» THE TASK
Give only the number of lines that contain the word "text".

[Entries from a visual dataset]
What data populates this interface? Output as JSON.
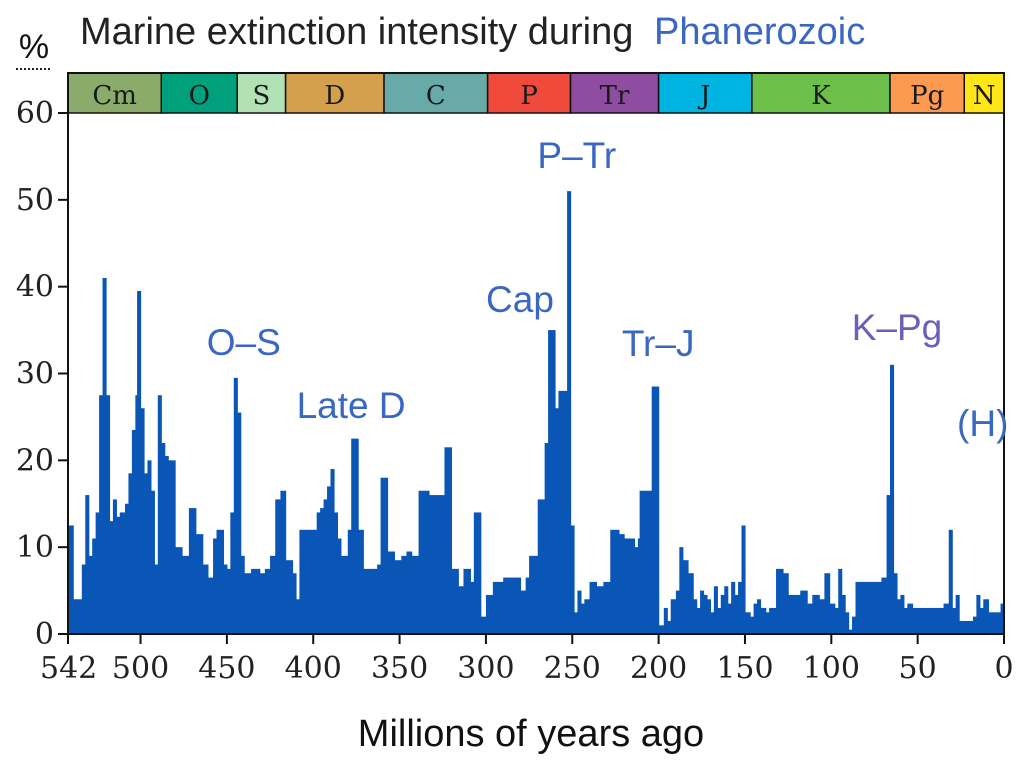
{
  "chart_data": {
    "type": "bar",
    "title": "Marine extinction intensity during",
    "title_link": "Phanerozoic",
    "xlabel": "Millions of years ago",
    "ylabel": "%",
    "xlim": [
      542,
      0
    ],
    "ylim": [
      0,
      60
    ],
    "x_ticks": [
      {
        "value": 542,
        "label": "542"
      },
      {
        "value": 500,
        "label": "500"
      },
      {
        "value": 450,
        "label": "450"
      },
      {
        "value": 400,
        "label": "400"
      },
      {
        "value": 350,
        "label": "350"
      },
      {
        "value": 300,
        "label": "300"
      },
      {
        "value": 250,
        "label": "250"
      },
      {
        "value": 200,
        "label": "200"
      },
      {
        "value": 150,
        "label": "150"
      },
      {
        "value": 100,
        "label": "100"
      },
      {
        "value": 50,
        "label": "50"
      },
      {
        "value": 0,
        "label": "0"
      }
    ],
    "y_ticks": [
      {
        "value": 0,
        "label": "0"
      },
      {
        "value": 10,
        "label": "10"
      },
      {
        "value": 20,
        "label": "20"
      },
      {
        "value": 30,
        "label": "30"
      },
      {
        "value": 40,
        "label": "40"
      },
      {
        "value": 50,
        "label": "50"
      },
      {
        "value": 60,
        "label": "60"
      }
    ],
    "periods": [
      {
        "label": "Cm",
        "start": 542,
        "end": 488,
        "color": "#8aab6a"
      },
      {
        "label": "O",
        "start": 488,
        "end": 444,
        "color": "#00a07c"
      },
      {
        "label": "S",
        "start": 444,
        "end": 416,
        "color": "#b3e1b6"
      },
      {
        "label": "D",
        "start": 416,
        "end": 359,
        "color": "#d4a04b"
      },
      {
        "label": "C",
        "start": 359,
        "end": 299,
        "color": "#67aaa7"
      },
      {
        "label": "P",
        "start": 299,
        "end": 251,
        "color": "#ef4a3c"
      },
      {
        "label": "Tr",
        "start": 251,
        "end": 200,
        "color": "#8e4da1"
      },
      {
        "label": "J",
        "start": 200,
        "end": 146,
        "color": "#00b4e2"
      },
      {
        "label": "K",
        "start": 146,
        "end": 66,
        "color": "#6cc04a"
      },
      {
        "label": "Pg",
        "start": 66,
        "end": 23,
        "color": "#fd9a52"
      },
      {
        "label": "N",
        "start": 23,
        "end": 0,
        "color": "#ffe619"
      }
    ],
    "series": [
      {
        "name": "Extinction intensity",
        "color": "#0a56b6",
        "points": [
          [
            542,
            12.5
          ],
          [
            539,
            4
          ],
          [
            534,
            8
          ],
          [
            532,
            16
          ],
          [
            530,
            9
          ],
          [
            528,
            11
          ],
          [
            526,
            14
          ],
          [
            524,
            27.5
          ],
          [
            522,
            41
          ],
          [
            520,
            27.5
          ],
          [
            518,
            13
          ],
          [
            516,
            15.5
          ],
          [
            514,
            13.5
          ],
          [
            512,
            14
          ],
          [
            509,
            15
          ],
          [
            507,
            18.5
          ],
          [
            505,
            23.5
          ],
          [
            503,
            27.5
          ],
          [
            502,
            39.5
          ],
          [
            500,
            26
          ],
          [
            498,
            18.5
          ],
          [
            496,
            20
          ],
          [
            494,
            16.5
          ],
          [
            492,
            8
          ],
          [
            490,
            27.5
          ],
          [
            488,
            22
          ],
          [
            486,
            20.5
          ],
          [
            484,
            20
          ],
          [
            480,
            10
          ],
          [
            476,
            9
          ],
          [
            472,
            14.5
          ],
          [
            468,
            11.5
          ],
          [
            464,
            8
          ],
          [
            461,
            6.5
          ],
          [
            458,
            11
          ],
          [
            456,
            12
          ],
          [
            452,
            8
          ],
          [
            450,
            7.5
          ],
          [
            448,
            14
          ],
          [
            446,
            29.5
          ],
          [
            444,
            25.5
          ],
          [
            442,
            9
          ],
          [
            440,
            7
          ],
          [
            436,
            7.5
          ],
          [
            431,
            7
          ],
          [
            428,
            7.5
          ],
          [
            425,
            9
          ],
          [
            422,
            15.5
          ],
          [
            419,
            16.5
          ],
          [
            416,
            8.5
          ],
          [
            412,
            7
          ],
          [
            410,
            4
          ],
          [
            408,
            12
          ],
          [
            400,
            12
          ],
          [
            398,
            14
          ],
          [
            396,
            14.5
          ],
          [
            394,
            15.5
          ],
          [
            392,
            17
          ],
          [
            390,
            19
          ],
          [
            388,
            14
          ],
          [
            386,
            11
          ],
          [
            384,
            9
          ],
          [
            380,
            12
          ],
          [
            378,
            22.5
          ],
          [
            374,
            12
          ],
          [
            371,
            7.5
          ],
          [
            367,
            7.5
          ],
          [
            363,
            8
          ],
          [
            361,
            18
          ],
          [
            357,
            9.5
          ],
          [
            353,
            8.5
          ],
          [
            349,
            9
          ],
          [
            346,
            9.5
          ],
          [
            343,
            9
          ],
          [
            339,
            16.5
          ],
          [
            333,
            16
          ],
          [
            327,
            16
          ],
          [
            324,
            21.5
          ],
          [
            320,
            7.5
          ],
          [
            316,
            5.5
          ],
          [
            313,
            7.5
          ],
          [
            309,
            6
          ],
          [
            307,
            14
          ],
          [
            303,
            2
          ],
          [
            300,
            4.5
          ],
          [
            296,
            6
          ],
          [
            290,
            6.5
          ],
          [
            283,
            6.5
          ],
          [
            280,
            5
          ],
          [
            277,
            6.5
          ],
          [
            275,
            9
          ],
          [
            270,
            15.5
          ],
          [
            266,
            22
          ],
          [
            264,
            35
          ],
          [
            260,
            26
          ],
          [
            258,
            28
          ],
          [
            255,
            28
          ],
          [
            253,
            51
          ],
          [
            251,
            12.5
          ],
          [
            249,
            2.5
          ],
          [
            247,
            5
          ],
          [
            245,
            3.5
          ],
          [
            243,
            4
          ],
          [
            240,
            6
          ],
          [
            236,
            5.5
          ],
          [
            232,
            6
          ],
          [
            228,
            12
          ],
          [
            223,
            11.5
          ],
          [
            220,
            11
          ],
          [
            214,
            10
          ],
          [
            212,
            11
          ],
          [
            211,
            16.5
          ],
          [
            204,
            28.5
          ],
          [
            200,
            1
          ],
          [
            197,
            3
          ],
          [
            195,
            1.5
          ],
          [
            193,
            4
          ],
          [
            190,
            5
          ],
          [
            188,
            10
          ],
          [
            186,
            8.5
          ],
          [
            183,
            7
          ],
          [
            180,
            4
          ],
          [
            178,
            3
          ],
          [
            176,
            5
          ],
          [
            174,
            4.5
          ],
          [
            172,
            4
          ],
          [
            170,
            2.5
          ],
          [
            168,
            5.5
          ],
          [
            166,
            3
          ],
          [
            164,
            4.5
          ],
          [
            162,
            5.5
          ],
          [
            160,
            3.5
          ],
          [
            158,
            6
          ],
          [
            156,
            4.5
          ],
          [
            154,
            6
          ],
          [
            152,
            12.5
          ],
          [
            150,
            2.5
          ],
          [
            147,
            2
          ],
          [
            145,
            3.5
          ],
          [
            143,
            4
          ],
          [
            141,
            3
          ],
          [
            138,
            2.5
          ],
          [
            136,
            3
          ],
          [
            132,
            7.5
          ],
          [
            128,
            7
          ],
          [
            125,
            4.5
          ],
          [
            118,
            5
          ],
          [
            114,
            3.5
          ],
          [
            111,
            4.5
          ],
          [
            107,
            4
          ],
          [
            104,
            7
          ],
          [
            101,
            3.5
          ],
          [
            98,
            3
          ],
          [
            96,
            7.5
          ],
          [
            94,
            4.5
          ],
          [
            92,
            2.5
          ],
          [
            90,
            0.5
          ],
          [
            88,
            2
          ],
          [
            86,
            6
          ],
          [
            81,
            6
          ],
          [
            78,
            6
          ],
          [
            75,
            6
          ],
          [
            71,
            6.5
          ],
          [
            68,
            16
          ],
          [
            66,
            31
          ],
          [
            64,
            7
          ],
          [
            62,
            4
          ],
          [
            60,
            4.5
          ],
          [
            58,
            3
          ],
          [
            56,
            3.5
          ],
          [
            53,
            3
          ],
          [
            45,
            3
          ],
          [
            35,
            3.5
          ],
          [
            32,
            12
          ],
          [
            30,
            3
          ],
          [
            28,
            4.5
          ],
          [
            26,
            1.5
          ],
          [
            23,
            1.5
          ],
          [
            18,
            2
          ],
          [
            16,
            4.5
          ],
          [
            14,
            3
          ],
          [
            12,
            4
          ],
          [
            9,
            2.5
          ],
          [
            4,
            2.5
          ],
          [
            2,
            3.5
          ],
          [
            0,
            3.5
          ]
        ]
      }
    ],
    "annotations": [
      {
        "text": "O–S",
        "x": 446,
        "color": "#3a66c4"
      },
      {
        "text": "Late D",
        "x": 374,
        "color": "#3a66c4"
      },
      {
        "text": "Cap",
        "x": 260,
        "color": "#3a66c4"
      },
      {
        "text": "P–Tr",
        "x": 252,
        "color": "#3a66c4"
      },
      {
        "text": "Tr–J",
        "x": 202,
        "color": "#3a66c4"
      },
      {
        "text": "K–Pg",
        "x": 66,
        "color": "#6c5fb8"
      },
      {
        "text": "(H)",
        "x": 10,
        "color": "#3a66c4"
      }
    ],
    "colors": {
      "bars": "#0a56b6",
      "title": "#222222",
      "title_link": "#3a66c4"
    }
  }
}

» RESULT BELOW
7